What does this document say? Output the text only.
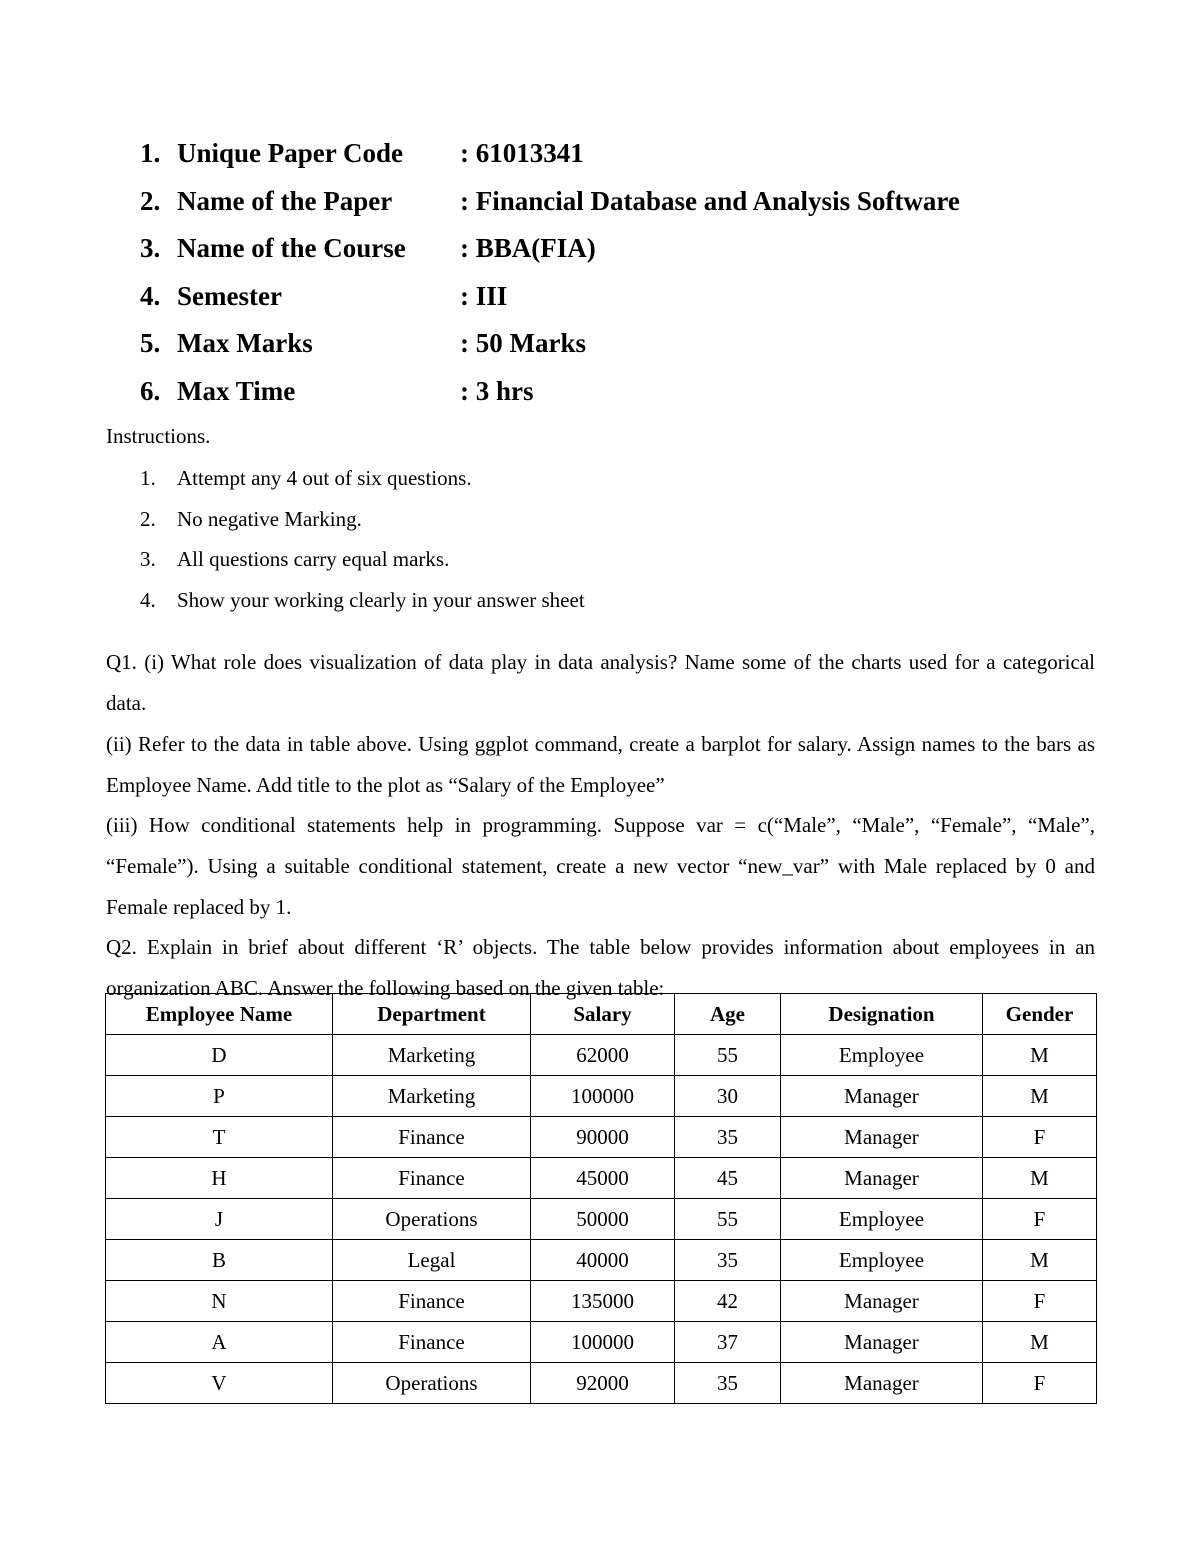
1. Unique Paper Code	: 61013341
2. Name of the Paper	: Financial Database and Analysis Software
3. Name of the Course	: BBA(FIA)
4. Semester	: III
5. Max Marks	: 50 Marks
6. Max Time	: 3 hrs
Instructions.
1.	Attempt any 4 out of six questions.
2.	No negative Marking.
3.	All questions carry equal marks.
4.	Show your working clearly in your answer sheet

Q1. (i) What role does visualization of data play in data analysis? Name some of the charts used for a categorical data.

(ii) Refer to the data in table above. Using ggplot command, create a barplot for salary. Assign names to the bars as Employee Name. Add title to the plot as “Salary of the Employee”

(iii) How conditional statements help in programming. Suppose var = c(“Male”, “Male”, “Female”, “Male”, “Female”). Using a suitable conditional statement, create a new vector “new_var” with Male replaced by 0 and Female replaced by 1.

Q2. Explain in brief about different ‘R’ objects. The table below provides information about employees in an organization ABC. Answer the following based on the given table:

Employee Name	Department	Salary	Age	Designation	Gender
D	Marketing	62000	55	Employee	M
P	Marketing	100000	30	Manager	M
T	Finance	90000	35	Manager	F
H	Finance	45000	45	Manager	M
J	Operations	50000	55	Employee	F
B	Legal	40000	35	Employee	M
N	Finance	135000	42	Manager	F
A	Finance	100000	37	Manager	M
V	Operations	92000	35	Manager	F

= = = = =

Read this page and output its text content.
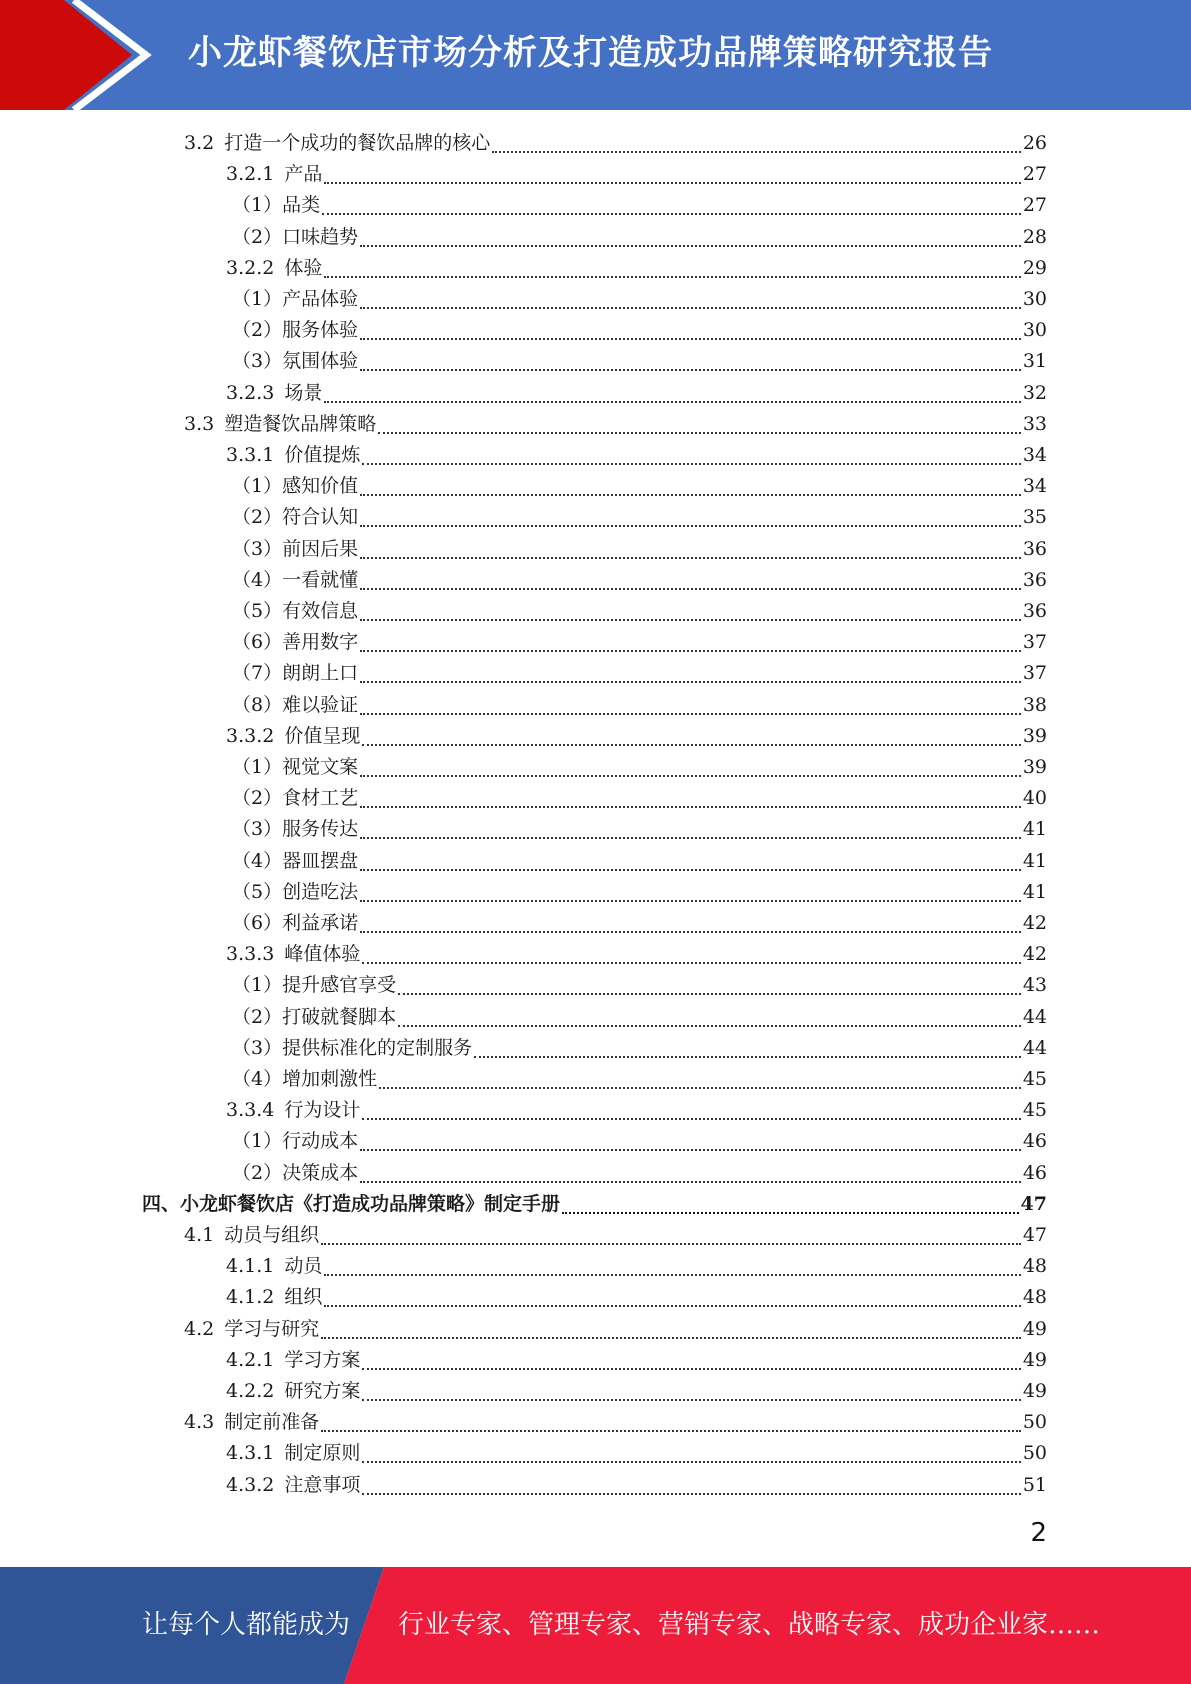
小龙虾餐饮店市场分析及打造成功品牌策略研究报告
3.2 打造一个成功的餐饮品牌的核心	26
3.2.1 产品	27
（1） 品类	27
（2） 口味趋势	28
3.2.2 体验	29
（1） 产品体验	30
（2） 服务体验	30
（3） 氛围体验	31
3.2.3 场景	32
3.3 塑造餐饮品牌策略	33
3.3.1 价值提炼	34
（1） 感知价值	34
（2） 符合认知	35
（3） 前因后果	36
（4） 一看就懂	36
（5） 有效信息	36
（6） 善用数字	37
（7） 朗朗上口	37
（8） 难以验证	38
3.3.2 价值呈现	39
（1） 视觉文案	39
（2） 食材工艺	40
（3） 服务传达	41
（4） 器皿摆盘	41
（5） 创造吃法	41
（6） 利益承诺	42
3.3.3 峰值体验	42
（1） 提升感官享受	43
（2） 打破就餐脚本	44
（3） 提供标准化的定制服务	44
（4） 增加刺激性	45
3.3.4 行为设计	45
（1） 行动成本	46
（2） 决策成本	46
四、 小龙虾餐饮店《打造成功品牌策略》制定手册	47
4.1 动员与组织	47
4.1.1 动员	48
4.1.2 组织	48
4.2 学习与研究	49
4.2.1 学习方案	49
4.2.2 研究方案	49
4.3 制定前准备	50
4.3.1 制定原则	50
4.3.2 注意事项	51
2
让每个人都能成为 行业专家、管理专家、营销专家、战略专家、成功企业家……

= = = = =

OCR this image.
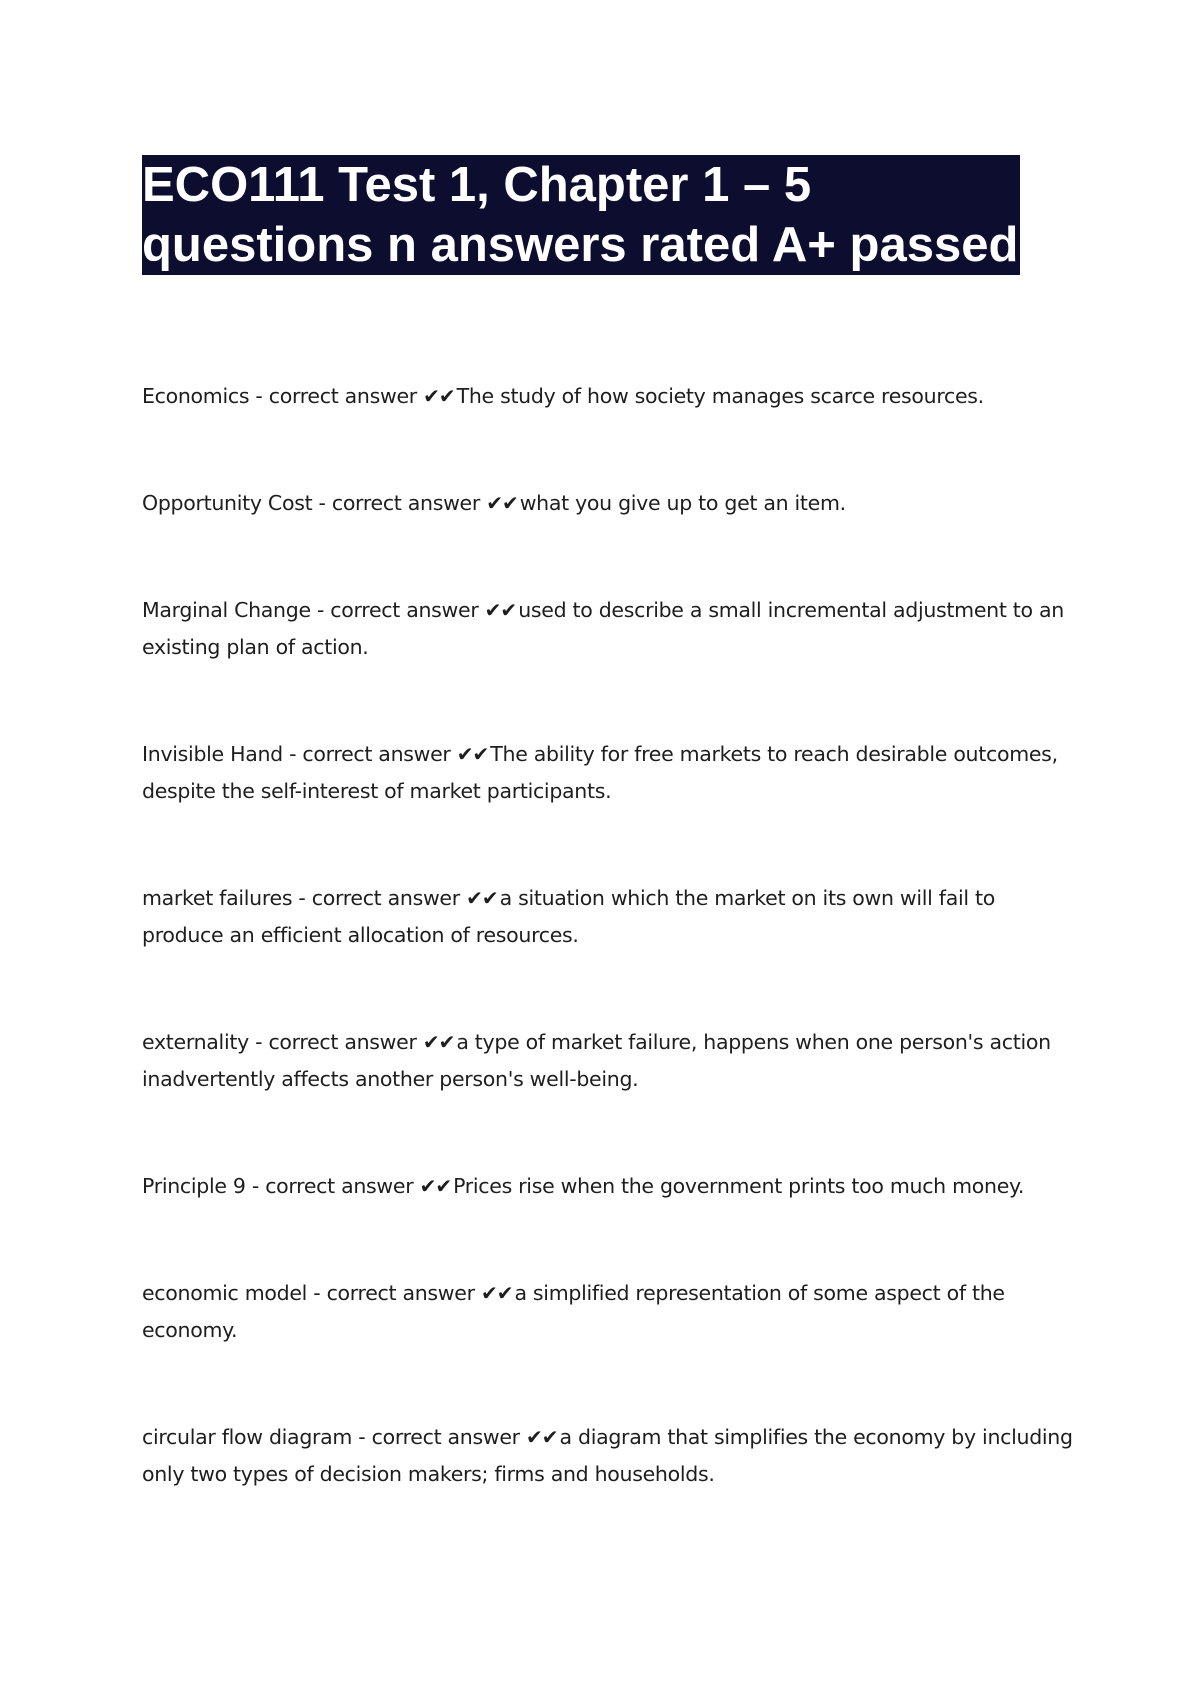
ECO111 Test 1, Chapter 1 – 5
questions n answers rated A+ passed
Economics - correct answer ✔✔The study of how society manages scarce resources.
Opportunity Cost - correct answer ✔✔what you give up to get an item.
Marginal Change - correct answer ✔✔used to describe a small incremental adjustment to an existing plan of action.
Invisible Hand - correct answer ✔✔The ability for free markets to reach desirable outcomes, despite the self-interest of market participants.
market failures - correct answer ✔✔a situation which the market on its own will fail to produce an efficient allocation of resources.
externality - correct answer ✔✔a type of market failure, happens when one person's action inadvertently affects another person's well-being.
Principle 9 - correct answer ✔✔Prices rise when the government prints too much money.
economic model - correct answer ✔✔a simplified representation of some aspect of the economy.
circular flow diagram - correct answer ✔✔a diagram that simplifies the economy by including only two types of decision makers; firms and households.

= = = = =

• _EXERCISE BRIEF_:
Report every line containing the word "this" from the listing above.

• _CORRECT RESPONSE_:
What does this document say? Output the text only.
Read this page and output its text content.
OCR this image.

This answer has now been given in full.